▶ _Written instruction_
In the listing that follows, count each line where the word "image" appears; write nothing but the count.

═════ Listed entries ═════

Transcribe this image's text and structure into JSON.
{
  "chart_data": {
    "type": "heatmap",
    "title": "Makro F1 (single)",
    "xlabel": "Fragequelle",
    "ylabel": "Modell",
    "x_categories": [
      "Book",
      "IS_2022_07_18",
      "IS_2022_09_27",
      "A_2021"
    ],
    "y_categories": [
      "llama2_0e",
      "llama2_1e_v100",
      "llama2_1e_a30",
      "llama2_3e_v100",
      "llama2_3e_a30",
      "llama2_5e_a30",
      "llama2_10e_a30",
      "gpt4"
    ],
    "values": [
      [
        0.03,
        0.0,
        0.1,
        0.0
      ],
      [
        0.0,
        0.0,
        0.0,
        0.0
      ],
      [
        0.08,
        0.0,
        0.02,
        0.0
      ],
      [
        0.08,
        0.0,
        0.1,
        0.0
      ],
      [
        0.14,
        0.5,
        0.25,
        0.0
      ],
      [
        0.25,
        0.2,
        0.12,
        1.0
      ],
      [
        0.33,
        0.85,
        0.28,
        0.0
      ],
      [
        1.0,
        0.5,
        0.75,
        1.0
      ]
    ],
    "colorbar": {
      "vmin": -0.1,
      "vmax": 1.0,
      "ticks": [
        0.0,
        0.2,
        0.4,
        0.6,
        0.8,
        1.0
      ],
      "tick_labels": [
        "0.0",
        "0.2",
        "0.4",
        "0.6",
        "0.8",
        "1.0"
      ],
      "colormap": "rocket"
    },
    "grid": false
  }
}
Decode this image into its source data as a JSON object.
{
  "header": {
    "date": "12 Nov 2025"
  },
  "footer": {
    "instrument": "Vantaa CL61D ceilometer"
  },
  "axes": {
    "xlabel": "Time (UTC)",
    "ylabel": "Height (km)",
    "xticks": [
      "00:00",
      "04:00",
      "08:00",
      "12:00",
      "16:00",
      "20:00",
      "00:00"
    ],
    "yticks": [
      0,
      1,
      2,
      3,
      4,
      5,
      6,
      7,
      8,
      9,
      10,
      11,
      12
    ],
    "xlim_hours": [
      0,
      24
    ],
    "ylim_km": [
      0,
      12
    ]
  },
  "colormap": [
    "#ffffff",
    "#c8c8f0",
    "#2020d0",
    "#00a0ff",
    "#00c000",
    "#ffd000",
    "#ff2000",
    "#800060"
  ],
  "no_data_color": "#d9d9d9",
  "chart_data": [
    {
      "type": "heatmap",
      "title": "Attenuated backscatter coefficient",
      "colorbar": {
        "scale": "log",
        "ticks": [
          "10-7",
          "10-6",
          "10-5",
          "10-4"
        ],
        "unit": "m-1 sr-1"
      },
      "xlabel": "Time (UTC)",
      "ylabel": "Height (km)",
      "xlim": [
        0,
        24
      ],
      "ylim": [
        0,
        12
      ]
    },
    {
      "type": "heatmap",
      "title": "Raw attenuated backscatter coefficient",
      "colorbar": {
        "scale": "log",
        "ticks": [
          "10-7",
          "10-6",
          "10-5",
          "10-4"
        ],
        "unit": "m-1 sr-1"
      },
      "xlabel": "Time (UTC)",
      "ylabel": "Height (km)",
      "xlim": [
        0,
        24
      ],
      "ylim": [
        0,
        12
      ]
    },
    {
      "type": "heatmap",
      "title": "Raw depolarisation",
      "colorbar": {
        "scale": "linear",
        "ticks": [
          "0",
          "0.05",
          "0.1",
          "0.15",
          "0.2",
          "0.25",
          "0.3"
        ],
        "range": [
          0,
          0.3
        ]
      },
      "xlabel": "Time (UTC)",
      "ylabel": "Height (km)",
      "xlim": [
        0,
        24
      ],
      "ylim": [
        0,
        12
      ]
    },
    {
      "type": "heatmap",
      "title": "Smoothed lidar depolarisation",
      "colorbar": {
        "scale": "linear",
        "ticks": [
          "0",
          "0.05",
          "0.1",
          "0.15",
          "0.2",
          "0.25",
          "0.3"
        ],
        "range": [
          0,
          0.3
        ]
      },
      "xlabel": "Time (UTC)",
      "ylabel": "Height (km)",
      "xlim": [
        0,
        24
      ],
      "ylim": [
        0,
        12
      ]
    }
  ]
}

═════

▶ _Output below_
2